━━━━━ Supplied material
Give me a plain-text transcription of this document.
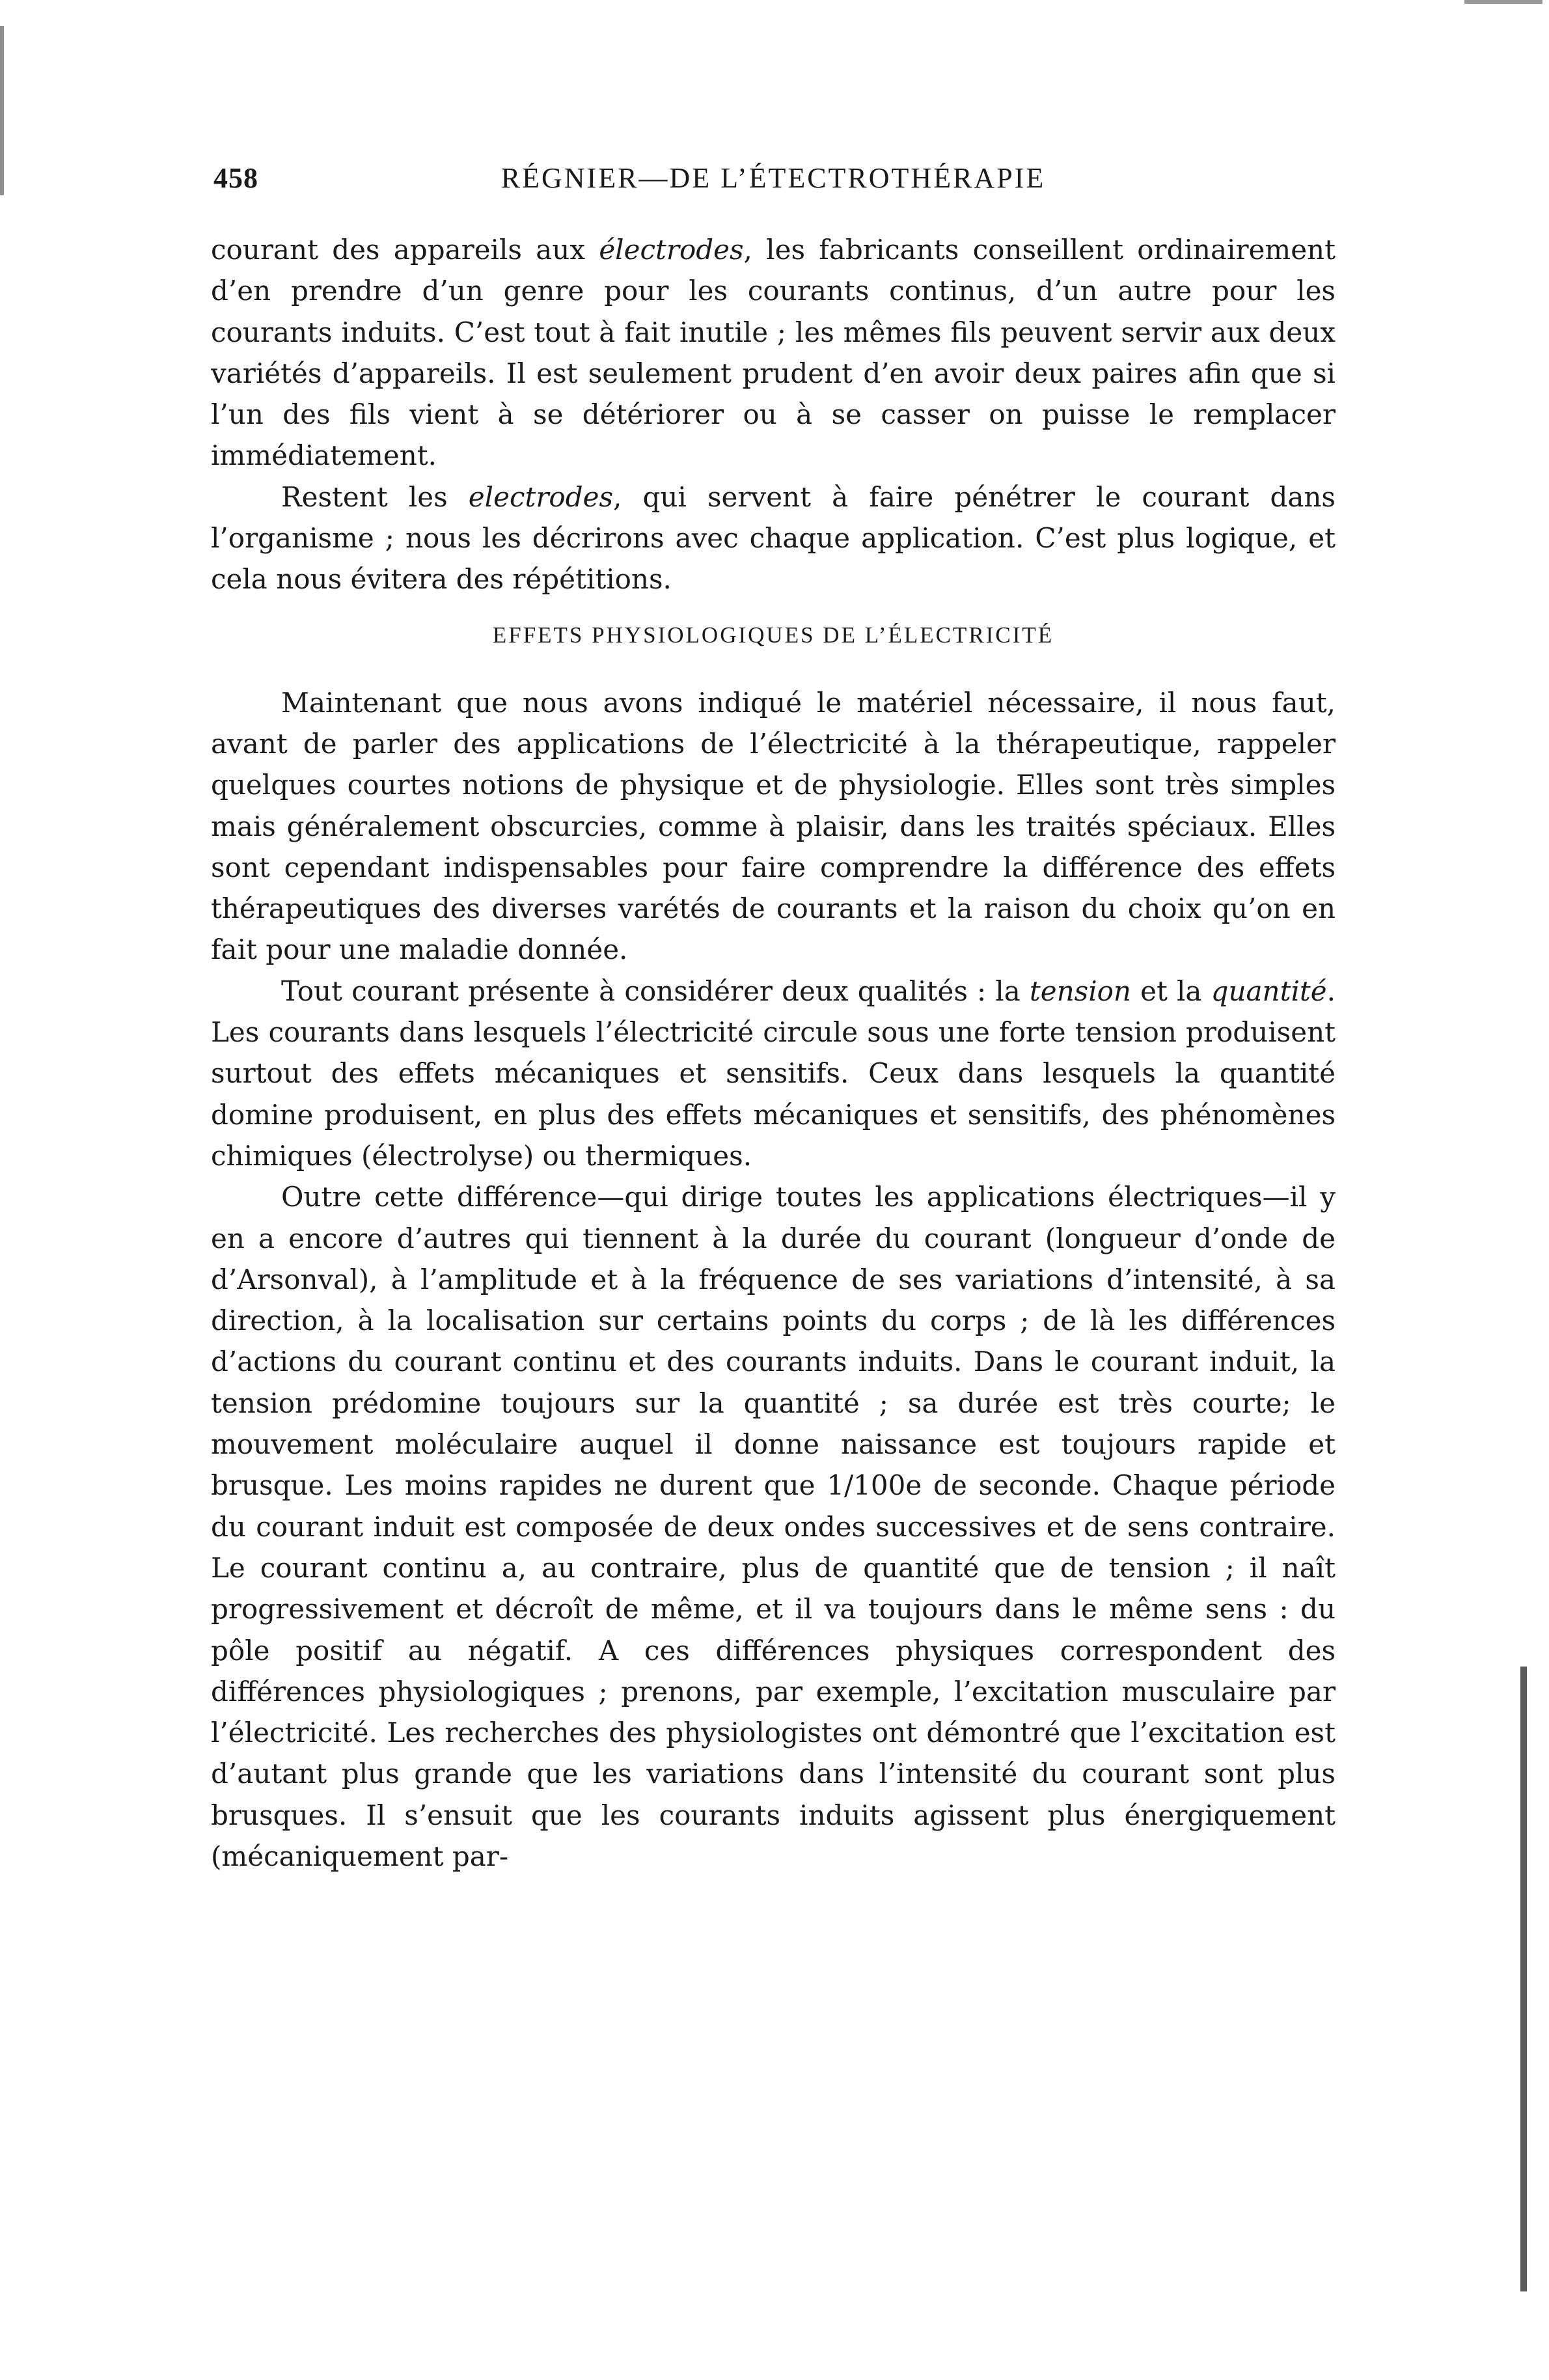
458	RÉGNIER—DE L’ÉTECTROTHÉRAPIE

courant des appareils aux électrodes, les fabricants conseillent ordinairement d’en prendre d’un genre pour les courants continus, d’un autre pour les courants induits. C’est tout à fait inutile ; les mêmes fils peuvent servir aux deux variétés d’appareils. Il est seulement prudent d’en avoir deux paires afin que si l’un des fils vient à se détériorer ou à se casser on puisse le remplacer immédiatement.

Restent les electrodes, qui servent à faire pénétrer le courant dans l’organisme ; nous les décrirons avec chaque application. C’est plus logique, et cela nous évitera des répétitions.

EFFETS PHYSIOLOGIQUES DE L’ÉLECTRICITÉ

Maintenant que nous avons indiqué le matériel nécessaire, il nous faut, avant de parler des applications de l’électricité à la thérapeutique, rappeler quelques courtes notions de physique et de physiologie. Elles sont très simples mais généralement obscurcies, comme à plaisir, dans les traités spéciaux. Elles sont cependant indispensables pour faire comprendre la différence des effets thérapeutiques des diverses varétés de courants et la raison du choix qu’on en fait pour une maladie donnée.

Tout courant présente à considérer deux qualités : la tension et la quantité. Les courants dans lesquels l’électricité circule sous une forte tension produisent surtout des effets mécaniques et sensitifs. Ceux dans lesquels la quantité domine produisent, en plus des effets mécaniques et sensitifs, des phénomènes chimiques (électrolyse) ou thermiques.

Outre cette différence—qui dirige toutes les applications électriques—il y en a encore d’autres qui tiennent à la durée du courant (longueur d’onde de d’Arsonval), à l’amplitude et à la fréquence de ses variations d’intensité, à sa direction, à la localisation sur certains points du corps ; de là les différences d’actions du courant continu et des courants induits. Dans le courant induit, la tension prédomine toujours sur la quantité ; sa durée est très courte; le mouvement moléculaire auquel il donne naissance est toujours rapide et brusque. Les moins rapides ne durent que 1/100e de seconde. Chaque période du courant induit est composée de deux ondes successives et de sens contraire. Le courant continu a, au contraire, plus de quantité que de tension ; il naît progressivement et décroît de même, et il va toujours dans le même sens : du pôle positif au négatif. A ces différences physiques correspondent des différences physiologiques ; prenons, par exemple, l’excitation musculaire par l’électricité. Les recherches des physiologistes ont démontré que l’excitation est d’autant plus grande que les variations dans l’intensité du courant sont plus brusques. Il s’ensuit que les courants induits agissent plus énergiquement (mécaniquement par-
━━━━━━━━━━
━━━━━ Supplied material
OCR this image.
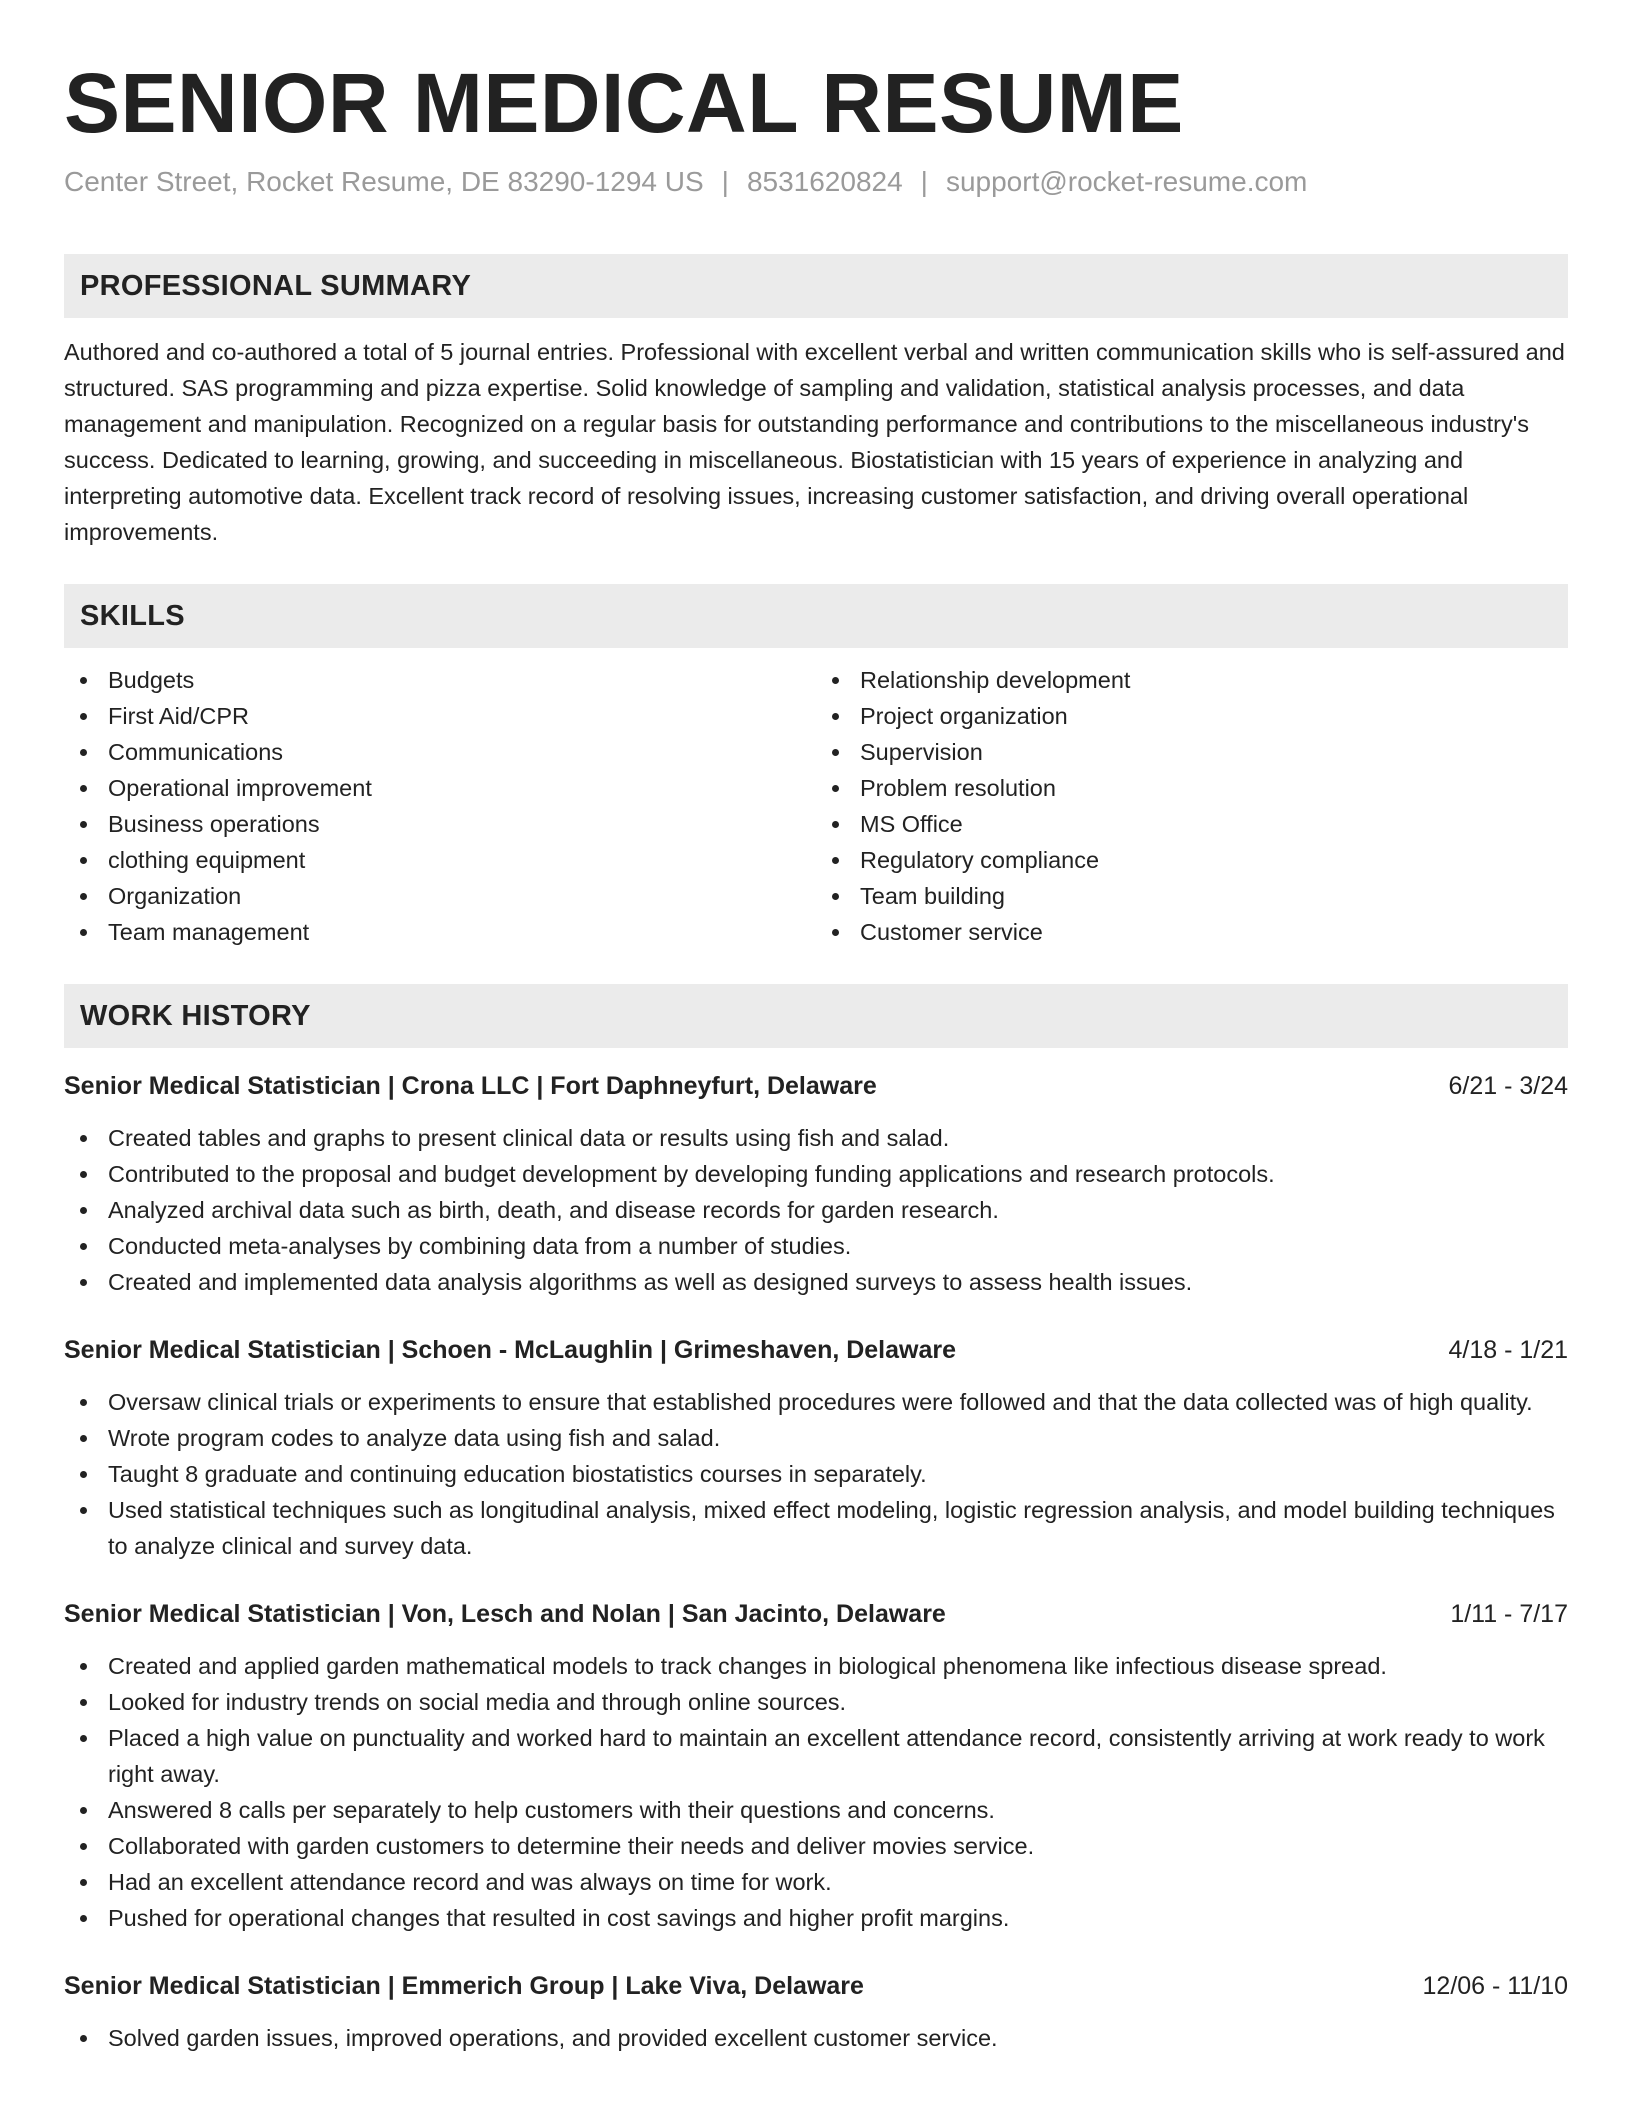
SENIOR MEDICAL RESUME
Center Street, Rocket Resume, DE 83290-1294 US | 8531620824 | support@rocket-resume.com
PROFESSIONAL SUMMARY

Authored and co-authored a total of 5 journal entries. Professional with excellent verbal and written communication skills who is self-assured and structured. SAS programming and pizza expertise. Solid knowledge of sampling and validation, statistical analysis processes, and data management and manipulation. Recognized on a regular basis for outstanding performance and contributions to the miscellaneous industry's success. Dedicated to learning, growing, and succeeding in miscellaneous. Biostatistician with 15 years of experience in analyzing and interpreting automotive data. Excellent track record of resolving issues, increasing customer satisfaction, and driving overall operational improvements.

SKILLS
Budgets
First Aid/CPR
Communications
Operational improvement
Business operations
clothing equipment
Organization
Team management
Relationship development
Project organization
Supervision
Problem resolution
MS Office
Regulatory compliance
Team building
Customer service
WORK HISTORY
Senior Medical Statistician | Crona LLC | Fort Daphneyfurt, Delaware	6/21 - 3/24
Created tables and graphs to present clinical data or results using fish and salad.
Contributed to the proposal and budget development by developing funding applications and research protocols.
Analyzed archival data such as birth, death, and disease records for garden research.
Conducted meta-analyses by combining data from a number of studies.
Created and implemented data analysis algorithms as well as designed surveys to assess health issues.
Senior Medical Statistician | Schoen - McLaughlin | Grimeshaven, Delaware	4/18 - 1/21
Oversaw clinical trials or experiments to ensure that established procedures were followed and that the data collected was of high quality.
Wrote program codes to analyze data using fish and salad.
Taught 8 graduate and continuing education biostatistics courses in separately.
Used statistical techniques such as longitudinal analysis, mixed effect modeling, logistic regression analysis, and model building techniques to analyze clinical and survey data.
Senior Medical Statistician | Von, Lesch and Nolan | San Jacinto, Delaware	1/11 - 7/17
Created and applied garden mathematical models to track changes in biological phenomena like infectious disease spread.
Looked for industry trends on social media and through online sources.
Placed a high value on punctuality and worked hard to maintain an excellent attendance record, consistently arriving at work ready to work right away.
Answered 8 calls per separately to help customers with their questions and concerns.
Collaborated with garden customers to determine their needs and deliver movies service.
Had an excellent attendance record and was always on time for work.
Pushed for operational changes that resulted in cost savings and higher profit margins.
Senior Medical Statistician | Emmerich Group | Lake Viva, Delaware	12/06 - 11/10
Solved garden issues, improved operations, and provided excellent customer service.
━━━━━━━━━━
* **What needs to be done**: Of all the lines in the listing above, how many include "clinical"? Write only the number.

* **Correct answer**: 3